■ **Exercise description**: Transcribe the whole listing below without changing a word, but leave out every image.

■ **Raw records**:
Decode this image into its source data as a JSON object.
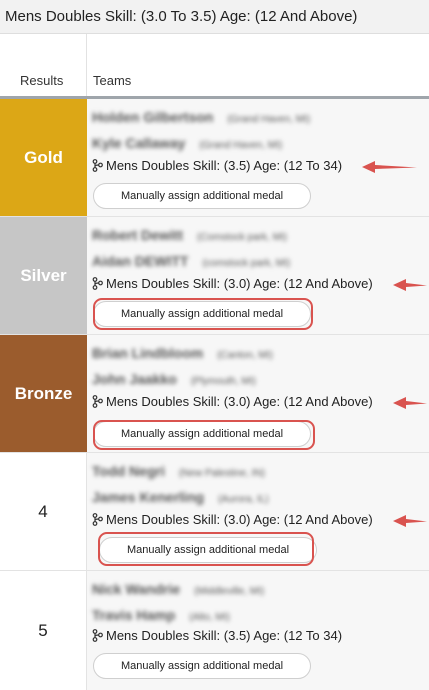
{
  "page": {
    "title": "Mens Doubles Skill: (3.0 To 3.5) Age: (12 And Above)"
  },
  "table": {
    "col_results": "Results",
    "col_teams": "Teams"
  },
  "colors": {
    "gold": "#dca716",
    "silver": "#c6c6c6",
    "bronze": "#9b5c2d",
    "annotation": "#d9534f"
  },
  "icons": {
    "division": "branch-icon",
    "pointer": "red-arrow-annotation"
  },
  "rows": [
    {
      "result": "Gold",
      "players": [
        {
          "name": "Holden Gilbertson",
          "location": "(Grand Haven, MI)"
        },
        {
          "name": "Kyle Callaway",
          "location": "(Grand Haven, MI)"
        }
      ],
      "division": "Mens Doubles Skill: (3.5) Age: (12 To 34)",
      "button": "Manually assign additional medal"
    },
    {
      "result": "Silver",
      "players": [
        {
          "name": "Robert Dewitt",
          "location": "(Comstock park, MI)"
        },
        {
          "name": "Aidan DEWITT",
          "location": "(comstock park, MI)"
        }
      ],
      "division": "Mens Doubles Skill: (3.0) Age: (12 And Above)",
      "button": "Manually assign additional medal"
    },
    {
      "result": "Bronze",
      "players": [
        {
          "name": "Brian Lindbloom",
          "location": "(Canton, MI)"
        },
        {
          "name": "John Jaakko",
          "location": "(Plymouth, MI)"
        }
      ],
      "division": "Mens Doubles Skill: (3.0) Age: (12 And Above)",
      "button": "Manually assign additional medal"
    },
    {
      "result": "4",
      "players": [
        {
          "name": "Todd Negri",
          "location": "(New Palestine, IN)"
        },
        {
          "name": "James Kenerling",
          "location": "(Aurora, IL)"
        }
      ],
      "division": "Mens Doubles Skill: (3.0) Age: (12 And Above)",
      "button": "Manually assign additional medal"
    },
    {
      "result": "5",
      "players": [
        {
          "name": "Nick Wandrie",
          "location": "(Middleville, MI)"
        },
        {
          "name": "Travis Hamp",
          "location": "(Alto, MI)"
        }
      ],
      "division": "Mens Doubles Skill: (3.5) Age: (12 To 34)",
      "button": "Manually assign additional medal"
    }
  ]
}
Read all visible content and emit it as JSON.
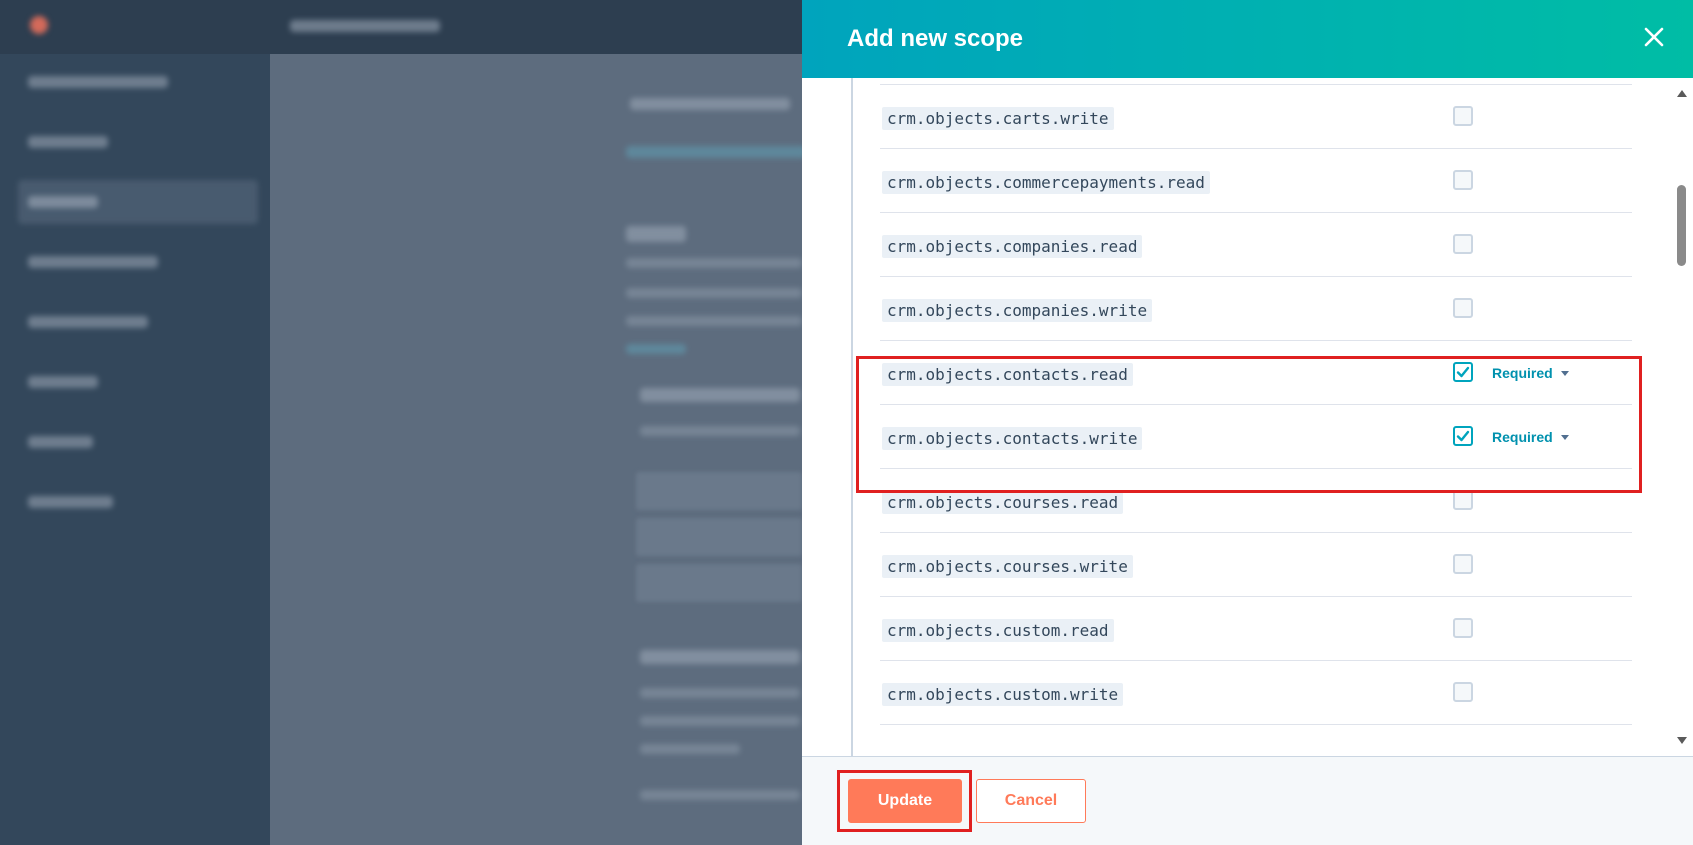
{
  "panel": {
    "title": "Add new scope",
    "close_icon": "close-icon"
  },
  "scopes": [
    {
      "name": "crm.objects.carts.write",
      "checked": false,
      "required_label": ""
    },
    {
      "name": "crm.objects.commercepayments.read",
      "checked": false,
      "required_label": ""
    },
    {
      "name": "crm.objects.companies.read",
      "checked": false,
      "required_label": ""
    },
    {
      "name": "crm.objects.companies.write",
      "checked": false,
      "required_label": ""
    },
    {
      "name": "crm.objects.contacts.read",
      "checked": true,
      "required_label": "Required"
    },
    {
      "name": "crm.objects.contacts.write",
      "checked": true,
      "required_label": "Required"
    },
    {
      "name": "crm.objects.courses.read",
      "checked": false,
      "required_label": ""
    },
    {
      "name": "crm.objects.courses.write",
      "checked": false,
      "required_label": ""
    },
    {
      "name": "crm.objects.custom.read",
      "checked": false,
      "required_label": ""
    },
    {
      "name": "crm.objects.custom.write",
      "checked": false,
      "required_label": ""
    }
  ],
  "footer": {
    "update_label": "Update",
    "cancel_label": "Cancel"
  },
  "colors": {
    "header_gradient_start": "#00a4bd",
    "header_gradient_end": "#00bda5",
    "primary_button": "#ff7a59",
    "checkbox_checked": "#00a4bd",
    "highlight": "#e02020"
  }
}
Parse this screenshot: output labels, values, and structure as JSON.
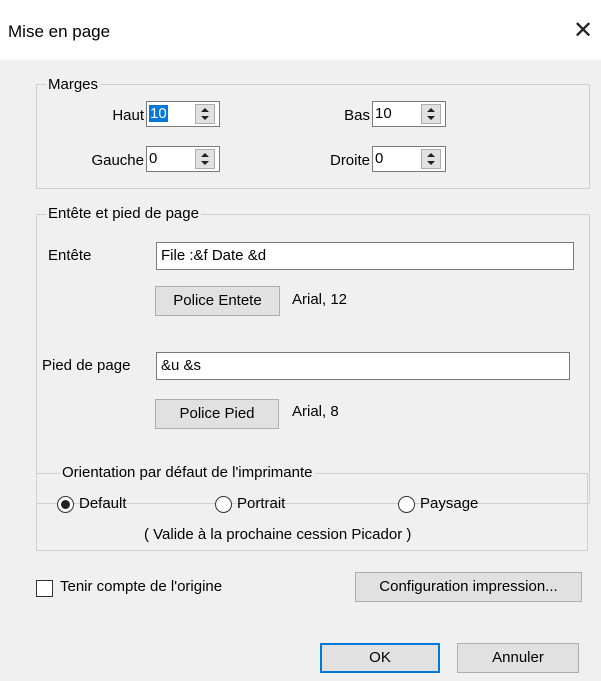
{
  "window": {
    "title": "Mise en page",
    "close_icon": "close-icon"
  },
  "margins": {
    "legend": "Marges",
    "top_label": "Haut",
    "top_value": "10",
    "bottom_label": "Bas",
    "bottom_value": "10",
    "left_label": "Gauche",
    "left_value": "0",
    "right_label": "Droite",
    "right_value": "0"
  },
  "header_footer": {
    "legend": "Entête et pied de page",
    "header_label": "Entête",
    "header_value": "File :&f Date &d",
    "header_font_button": "Police Entete",
    "header_font_info": "Arial,  12",
    "footer_label": "Pied de page",
    "footer_value": "&u &s",
    "footer_font_button": "Police Pied",
    "footer_font_info": "Arial,  8"
  },
  "orientation": {
    "legend": "Orientation par défaut de l'imprimante",
    "options": [
      {
        "label": "Default",
        "checked": true
      },
      {
        "label": "Portrait",
        "checked": false
      },
      {
        "label": "Paysage",
        "checked": false
      }
    ],
    "note": "( Valide à la prochaine cession Picador )"
  },
  "origin_checkbox": {
    "label": "Tenir compte de l'origine",
    "checked": false
  },
  "buttons": {
    "print_config": "Configuration impression...",
    "ok": "OK",
    "cancel": "Annuler"
  },
  "colors": {
    "selection": "#0078d7",
    "dialog_bg": "#f0f0f0"
  }
}
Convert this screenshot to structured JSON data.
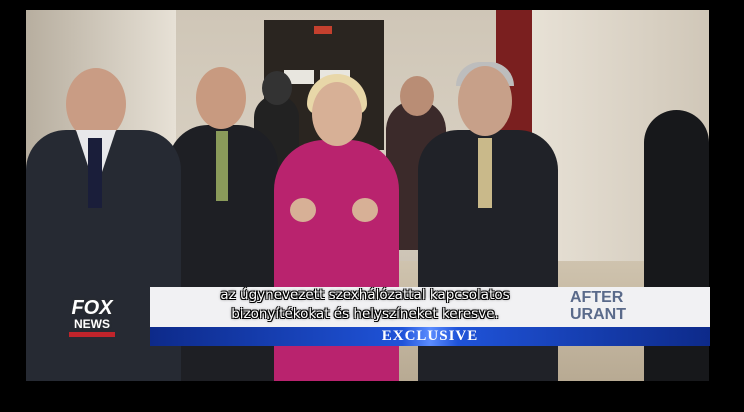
{
  "video": {
    "subtitles": [
      "az úgynevezett szexhálózattal kapcsolatos",
      "bizonyítékokat és helyszíneket keresve."
    ]
  },
  "lower_third": {
    "behind_text": [
      "AFTER",
      "URANT"
    ],
    "banner": "EXCLUSIVE"
  },
  "logo": {
    "line1": "FOX",
    "line2": "NEWS",
    "icon": "fox-news-logo"
  },
  "colors": {
    "banner_blue": "#1f53d8",
    "logo_red": "#c0242b",
    "magenta_jacket": "#b9236e"
  }
}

■ **Task answer**:
Decode this image into its source data as a JSON object.
{
  "page": {
    "title": "Mens Doubles Skill: (3.0 To 3.5) Age: (12 And Above)"
  },
  "table": {
    "col_results": "Results",
    "col_teams": "Teams"
  },
  "colors": {
    "gold": "#dca716",
    "silver": "#c6c6c6",
    "bronze": "#9b5c2d",
    "annotation": "#d9534f"
  },
  "icons": {
    "division": "branch-icon",
    "pointer": "red-arrow-annotation"
  },
  "rows": [
    {
      "result": "Gold",
      "players": [
        {
          "name": "Holden Gilbertson",
          "location": "(Grand Haven, MI)"
        },
        {
          "name": "Kyle Callaway",
          "location": "(Grand Haven, MI)"
        }
      ],
      "division": "Mens Doubles Skill: (3.5) Age: (12 To 34)",
      "button": "Manually assign additional medal"
    },
    {
      "result": "Silver",
      "players": [
        {
          "name": "Robert Dewitt",
          "location": "(Comstock park, MI)"
        },
        {
          "name": "Aidan DEWITT",
          "location": "(comstock park, MI)"
        }
      ],
      "division": "Mens Doubles Skill: (3.0) Age: (12 And Above)",
      "button": "Manually assign additional medal"
    },
    {
      "result": "Bronze",
      "players": [
        {
          "name": "Brian Lindbloom",
          "location": "(Canton, MI)"
        },
        {
          "name": "John Jaakko",
          "location": "(Plymouth, MI)"
        }
      ],
      "division": "Mens Doubles Skill: (3.0) Age: (12 And Above)",
      "button": "Manually assign additional medal"
    },
    {
      "result": "4",
      "players": [
        {
          "name": "Todd Negri",
          "location": "(New Palestine, IN)"
        },
        {
          "name": "James Kenerling",
          "location": "(Aurora, IL)"
        }
      ],
      "division": "Mens Doubles Skill: (3.0) Age: (12 And Above)",
      "button": "Manually assign additional medal"
    },
    {
      "result": "5",
      "players": [
        {
          "name": "Nick Wandrie",
          "location": "(Middleville, MI)"
        },
        {
          "name": "Travis Hamp",
          "location": "(Alto, MI)"
        }
      ],
      "division": "Mens Doubles Skill: (3.5) Age: (12 To 34)",
      "button": "Manually assign additional medal"
    }
  ]
}
Read all visible content and emit it as JSON.
{
  "panel": {
    "title": "Add new scope",
    "close_icon": "close-icon"
  },
  "scopes": [
    {
      "name": "crm.objects.carts.write",
      "checked": false,
      "required_label": ""
    },
    {
      "name": "crm.objects.commercepayments.read",
      "checked": false,
      "required_label": ""
    },
    {
      "name": "crm.objects.companies.read",
      "checked": false,
      "required_label": ""
    },
    {
      "name": "crm.objects.companies.write",
      "checked": false,
      "required_label": ""
    },
    {
      "name": "crm.objects.contacts.read",
      "checked": true,
      "required_label": "Required"
    },
    {
      "name": "crm.objects.contacts.write",
      "checked": true,
      "required_label": "Required"
    },
    {
      "name": "crm.objects.courses.read",
      "checked": false,
      "required_label": ""
    },
    {
      "name": "crm.objects.courses.write",
      "checked": false,
      "required_label": ""
    },
    {
      "name": "crm.objects.custom.read",
      "checked": false,
      "required_label": ""
    },
    {
      "name": "crm.objects.custom.write",
      "checked": false,
      "required_label": ""
    }
  ],
  "footer": {
    "update_label": "Update",
    "cancel_label": "Cancel"
  },
  "colors": {
    "header_gradient_start": "#00a4bd",
    "header_gradient_end": "#00bda5",
    "primary_button": "#ff7a59",
    "checkbox_checked": "#00a4bd",
    "highlight": "#e02020"
  }
}
Parse this screenshot: output labels, values, and structure as JSON.
{
  "window": {
    "title": "Mise en page",
    "close_icon": "close-icon"
  },
  "margins": {
    "legend": "Marges",
    "top_label": "Haut",
    "top_value": "10",
    "bottom_label": "Bas",
    "bottom_value": "10",
    "left_label": "Gauche",
    "left_value": "0",
    "right_label": "Droite",
    "right_value": "0"
  },
  "header_footer": {
    "legend": "Entête et pied de page",
    "header_label": "Entête",
    "header_value": "File :&f Date &d",
    "header_font_button": "Police Entete",
    "header_font_info": "Arial,  12",
    "footer_label": "Pied de page",
    "footer_value": "&u &s",
    "footer_font_button": "Police Pied",
    "footer_font_info": "Arial,  8"
  },
  "orientation": {
    "legend": "Orientation par défaut de l'imprimante",
    "options": [
      {
        "label": "Default",
        "checked": true
      },
      {
        "label": "Portrait",
        "checked": false
      },
      {
        "label": "Paysage",
        "checked": false
      }
    ],
    "note": "( Valide à la prochaine cession Picador )"
  },
  "origin_checkbox": {
    "label": "Tenir compte de l'origine",
    "checked": false
  },
  "buttons": {
    "print_config": "Configuration impression...",
    "ok": "OK",
    "cancel": "Annuler"
  },
  "colors": {
    "selection": "#0078d7",
    "dialog_bg": "#f0f0f0"
  }
}
Convert this screenshot to structured JSON data.
{
  "video": {
    "subtitles": [
      "az úgynevezett szexhálózattal kapcsolatos",
      "bizonyítékokat és helyszíneket keresve."
    ]
  },
  "lower_third": {
    "behind_text": [
      "AFTER",
      "URANT"
    ],
    "banner": "EXCLUSIVE"
  },
  "logo": {
    "line1": "FOX",
    "line2": "NEWS",
    "icon": "fox-news-logo"
  },
  "colors": {
    "banner_blue": "#1f53d8",
    "logo_red": "#c0242b",
    "magenta_jacket": "#b9236e"
  }
}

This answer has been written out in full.